Layout annotation records
+ + + + + + +
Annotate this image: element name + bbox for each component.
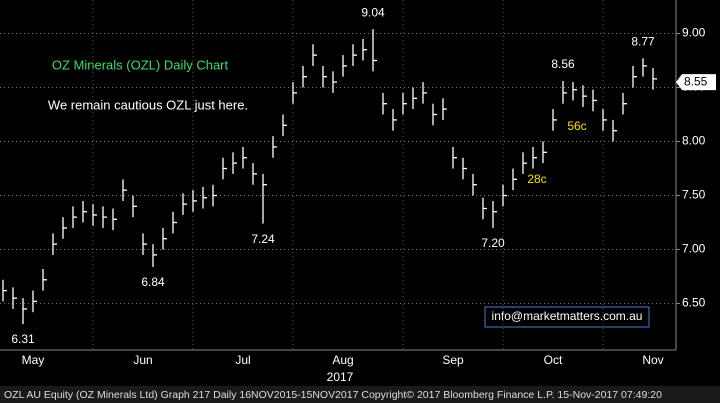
x-tick-label: Jul (235, 353, 250, 367)
chart-title: OZ Minerals (OZL) Daily Chart (52, 57, 229, 72)
y-tick-label: 9.00 (682, 26, 706, 40)
note: 28c (527, 172, 546, 186)
footer: OZL AU Equity (OZ Minerals Ltd) Graph 21… (4, 389, 662, 401)
watermark-box (484, 306, 650, 328)
x-tick-label: Oct (544, 353, 563, 367)
watermark: info@marketmatters.com.au (492, 309, 643, 323)
footer-band (0, 386, 720, 403)
last-price-label: 8.55 (684, 74, 708, 88)
y-tick-label: 6.50 (682, 296, 706, 310)
year-label: 2017 (327, 370, 354, 384)
annotation: 8.77 (631, 35, 655, 49)
annotation: 8.56 (551, 57, 575, 71)
last-price-tag (676, 74, 716, 91)
y-tick-label: 7.50 (682, 188, 706, 202)
annotation: 9.04 (361, 5, 385, 19)
y-tick-label: 7.00 (682, 242, 706, 256)
subtitle: We remain cautious OZL just here. (48, 97, 248, 112)
x-tick-label: Aug (332, 353, 353, 367)
y-tick-label: 8.00 (682, 134, 706, 148)
x-tick-label: Jun (133, 353, 152, 367)
annotation: 7.20 (481, 236, 505, 250)
annotation: 7.24 (251, 232, 275, 246)
note: 56c (567, 119, 586, 133)
x-tick-label: Nov (642, 353, 663, 367)
annotation: 6.31 (11, 332, 35, 346)
x-tick-label: May (22, 353, 45, 367)
annotation: 6.84 (141, 275, 165, 289)
x-tick-label: Sep (442, 353, 464, 367)
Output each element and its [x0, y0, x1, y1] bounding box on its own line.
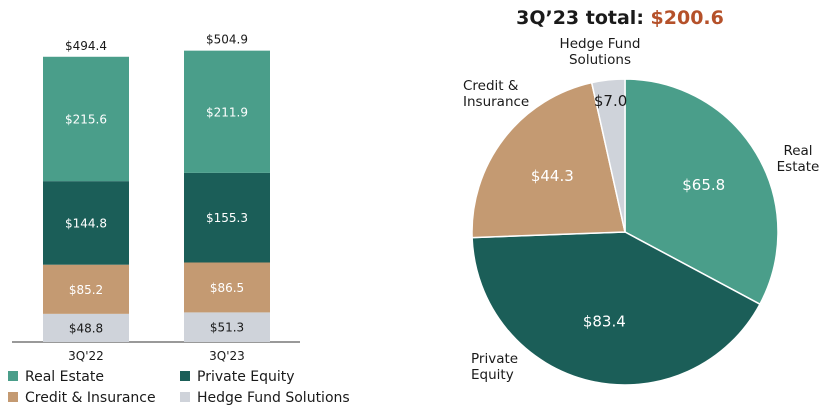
+ + + + + + +
WHAT NEEDS TO BE DONE
Copy every line of the records above word for word, omitting the pictures.

SOLUTION TO THIS PROBLEM
Annotate this image: element name + bbox for each component.
x-tick-label: Jul (235, 353, 250, 367)
chart-title: OZ Minerals (OZL) Daily Chart (52, 57, 229, 72)
y-tick-label: 9.00 (682, 26, 706, 40)
note: 28c (527, 172, 546, 186)
footer: OZL AU Equity (OZ Minerals Ltd) Graph 21… (4, 389, 662, 401)
watermark-box (484, 306, 650, 328)
x-tick-label: Oct (544, 353, 563, 367)
watermark: info@marketmatters.com.au (492, 309, 643, 323)
footer-band (0, 386, 720, 403)
last-price-label: 8.55 (684, 74, 708, 88)
y-tick-label: 6.50 (682, 296, 706, 310)
year-label: 2017 (327, 370, 354, 384)
annotation: 8.77 (631, 35, 655, 49)
annotation: 8.56 (551, 57, 575, 71)
last-price-tag (676, 74, 716, 91)
y-tick-label: 7.50 (682, 188, 706, 202)
annotation: 9.04 (361, 5, 385, 19)
y-tick-label: 7.00 (682, 242, 706, 256)
subtitle: We remain cautious OZL just here. (48, 97, 248, 112)
x-tick-label: Aug (332, 353, 353, 367)
y-tick-label: 8.00 (682, 134, 706, 148)
x-tick-label: Jun (133, 353, 152, 367)
annotation: 7.20 (481, 236, 505, 250)
annotation: 7.24 (251, 232, 275, 246)
note: 56c (567, 119, 586, 133)
x-tick-label: Nov (642, 353, 663, 367)
annotation: 6.31 (11, 332, 35, 346)
x-tick-label: May (22, 353, 45, 367)
annotation: 6.84 (141, 275, 165, 289)
x-tick-label: Sep (442, 353, 464, 367)
Output each element and its [x0, y0, x1, y1] bounding box on its own line.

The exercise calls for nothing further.